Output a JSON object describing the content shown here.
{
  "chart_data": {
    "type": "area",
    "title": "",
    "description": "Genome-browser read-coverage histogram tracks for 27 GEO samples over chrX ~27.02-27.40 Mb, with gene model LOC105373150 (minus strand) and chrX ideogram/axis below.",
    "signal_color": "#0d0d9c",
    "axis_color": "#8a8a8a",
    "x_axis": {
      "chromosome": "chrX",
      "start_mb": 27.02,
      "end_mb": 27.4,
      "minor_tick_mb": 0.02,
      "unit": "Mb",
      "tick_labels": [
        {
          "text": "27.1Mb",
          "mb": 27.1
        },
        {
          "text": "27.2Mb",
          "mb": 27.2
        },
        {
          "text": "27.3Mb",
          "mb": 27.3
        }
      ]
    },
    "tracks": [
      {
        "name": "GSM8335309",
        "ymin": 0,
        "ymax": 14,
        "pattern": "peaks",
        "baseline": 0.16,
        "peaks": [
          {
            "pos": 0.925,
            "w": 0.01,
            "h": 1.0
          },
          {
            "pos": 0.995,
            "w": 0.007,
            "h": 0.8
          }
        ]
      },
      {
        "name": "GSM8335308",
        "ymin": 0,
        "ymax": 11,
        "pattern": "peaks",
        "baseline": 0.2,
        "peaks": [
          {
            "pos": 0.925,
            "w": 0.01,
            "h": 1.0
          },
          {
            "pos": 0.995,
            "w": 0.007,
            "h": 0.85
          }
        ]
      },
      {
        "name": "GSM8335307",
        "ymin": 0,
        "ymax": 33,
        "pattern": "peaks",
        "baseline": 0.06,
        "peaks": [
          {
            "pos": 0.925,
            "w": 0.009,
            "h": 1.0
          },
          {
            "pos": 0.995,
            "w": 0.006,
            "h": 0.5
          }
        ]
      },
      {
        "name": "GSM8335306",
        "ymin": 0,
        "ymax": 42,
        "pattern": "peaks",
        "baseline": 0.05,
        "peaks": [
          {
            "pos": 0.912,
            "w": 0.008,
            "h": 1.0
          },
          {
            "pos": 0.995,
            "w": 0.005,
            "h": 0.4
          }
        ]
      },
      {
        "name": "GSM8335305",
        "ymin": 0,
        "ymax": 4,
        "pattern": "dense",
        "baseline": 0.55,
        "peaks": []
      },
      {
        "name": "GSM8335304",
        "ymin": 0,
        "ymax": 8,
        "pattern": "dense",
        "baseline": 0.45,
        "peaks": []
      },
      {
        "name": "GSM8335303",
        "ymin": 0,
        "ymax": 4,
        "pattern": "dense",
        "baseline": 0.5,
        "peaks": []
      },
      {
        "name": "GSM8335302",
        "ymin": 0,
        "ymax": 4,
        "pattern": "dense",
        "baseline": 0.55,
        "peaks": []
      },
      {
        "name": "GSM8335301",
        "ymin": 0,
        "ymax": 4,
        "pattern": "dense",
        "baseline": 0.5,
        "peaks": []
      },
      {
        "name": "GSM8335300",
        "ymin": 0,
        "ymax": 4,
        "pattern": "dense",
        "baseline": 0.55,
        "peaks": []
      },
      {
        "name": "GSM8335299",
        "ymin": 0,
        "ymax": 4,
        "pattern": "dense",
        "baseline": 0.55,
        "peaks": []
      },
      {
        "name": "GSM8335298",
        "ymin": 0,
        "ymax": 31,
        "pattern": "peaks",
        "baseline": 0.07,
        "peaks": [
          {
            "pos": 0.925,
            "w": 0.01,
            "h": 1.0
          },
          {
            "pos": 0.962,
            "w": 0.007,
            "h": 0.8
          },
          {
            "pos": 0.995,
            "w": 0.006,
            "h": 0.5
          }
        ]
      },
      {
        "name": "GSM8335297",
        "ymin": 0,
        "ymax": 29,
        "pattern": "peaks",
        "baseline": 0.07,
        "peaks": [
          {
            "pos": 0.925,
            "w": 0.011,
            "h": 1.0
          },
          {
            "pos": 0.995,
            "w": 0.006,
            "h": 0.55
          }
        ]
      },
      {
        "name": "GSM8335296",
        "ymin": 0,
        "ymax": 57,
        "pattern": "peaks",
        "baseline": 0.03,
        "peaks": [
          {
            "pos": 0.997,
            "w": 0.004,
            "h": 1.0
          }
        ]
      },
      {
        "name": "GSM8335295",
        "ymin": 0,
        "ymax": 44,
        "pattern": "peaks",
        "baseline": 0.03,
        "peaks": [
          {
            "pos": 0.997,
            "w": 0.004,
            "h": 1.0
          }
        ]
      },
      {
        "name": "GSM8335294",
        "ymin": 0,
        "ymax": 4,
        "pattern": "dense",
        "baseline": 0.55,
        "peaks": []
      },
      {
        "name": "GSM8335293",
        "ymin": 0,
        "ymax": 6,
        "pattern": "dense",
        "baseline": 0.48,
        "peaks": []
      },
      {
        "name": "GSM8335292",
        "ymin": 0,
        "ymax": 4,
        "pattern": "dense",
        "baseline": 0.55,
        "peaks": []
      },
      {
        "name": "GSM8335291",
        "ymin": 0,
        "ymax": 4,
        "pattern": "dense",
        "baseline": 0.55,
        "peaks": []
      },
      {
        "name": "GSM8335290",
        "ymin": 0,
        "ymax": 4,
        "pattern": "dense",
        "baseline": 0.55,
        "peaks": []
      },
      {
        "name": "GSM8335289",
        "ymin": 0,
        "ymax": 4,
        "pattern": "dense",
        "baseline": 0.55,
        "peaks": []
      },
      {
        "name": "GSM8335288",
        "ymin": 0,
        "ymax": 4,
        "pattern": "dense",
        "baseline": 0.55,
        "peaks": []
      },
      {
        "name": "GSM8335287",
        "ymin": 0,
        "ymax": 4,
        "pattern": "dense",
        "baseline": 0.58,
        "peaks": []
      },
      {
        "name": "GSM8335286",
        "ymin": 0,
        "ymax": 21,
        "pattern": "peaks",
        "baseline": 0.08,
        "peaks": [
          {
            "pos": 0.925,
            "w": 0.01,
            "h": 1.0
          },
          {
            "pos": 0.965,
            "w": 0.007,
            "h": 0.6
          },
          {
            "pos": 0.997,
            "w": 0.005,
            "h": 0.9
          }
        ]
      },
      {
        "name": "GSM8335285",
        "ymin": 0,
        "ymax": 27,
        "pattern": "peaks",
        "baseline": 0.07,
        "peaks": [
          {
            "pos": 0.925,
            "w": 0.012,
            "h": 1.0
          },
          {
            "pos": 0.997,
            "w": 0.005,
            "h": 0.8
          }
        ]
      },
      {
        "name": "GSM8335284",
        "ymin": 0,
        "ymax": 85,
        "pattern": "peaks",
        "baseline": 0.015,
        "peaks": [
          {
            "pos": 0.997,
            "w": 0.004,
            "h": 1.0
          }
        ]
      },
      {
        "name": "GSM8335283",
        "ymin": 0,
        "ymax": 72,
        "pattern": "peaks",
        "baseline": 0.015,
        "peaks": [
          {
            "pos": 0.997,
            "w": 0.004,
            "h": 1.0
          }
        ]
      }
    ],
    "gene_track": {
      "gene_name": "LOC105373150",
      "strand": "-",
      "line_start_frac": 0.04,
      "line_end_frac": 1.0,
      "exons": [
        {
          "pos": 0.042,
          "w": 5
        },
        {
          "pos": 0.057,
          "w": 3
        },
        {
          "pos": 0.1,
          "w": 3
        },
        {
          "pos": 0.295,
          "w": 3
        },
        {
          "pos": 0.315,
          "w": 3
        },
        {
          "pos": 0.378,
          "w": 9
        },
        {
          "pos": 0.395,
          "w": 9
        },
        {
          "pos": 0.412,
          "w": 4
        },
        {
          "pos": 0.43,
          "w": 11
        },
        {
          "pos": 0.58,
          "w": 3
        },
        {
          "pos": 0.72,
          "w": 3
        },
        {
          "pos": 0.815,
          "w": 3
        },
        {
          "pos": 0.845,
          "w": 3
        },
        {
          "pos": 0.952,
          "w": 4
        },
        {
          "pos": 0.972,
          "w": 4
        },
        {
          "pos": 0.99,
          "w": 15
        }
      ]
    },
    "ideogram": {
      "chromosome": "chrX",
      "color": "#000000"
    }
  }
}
· · · · · · ·
- [TASK ITEM] Look through the records above for the string "strand", then copy every line that has it.

- [TASK RESPONSE]
    "description": "Genome-browser read-coverage histogram tracks for 27 GEO samples over chrX ~27.02-27.40 Mb, with gene model LOC105373150 (minus strand) and chrX ideogram/axis below.",
      "strand": "-",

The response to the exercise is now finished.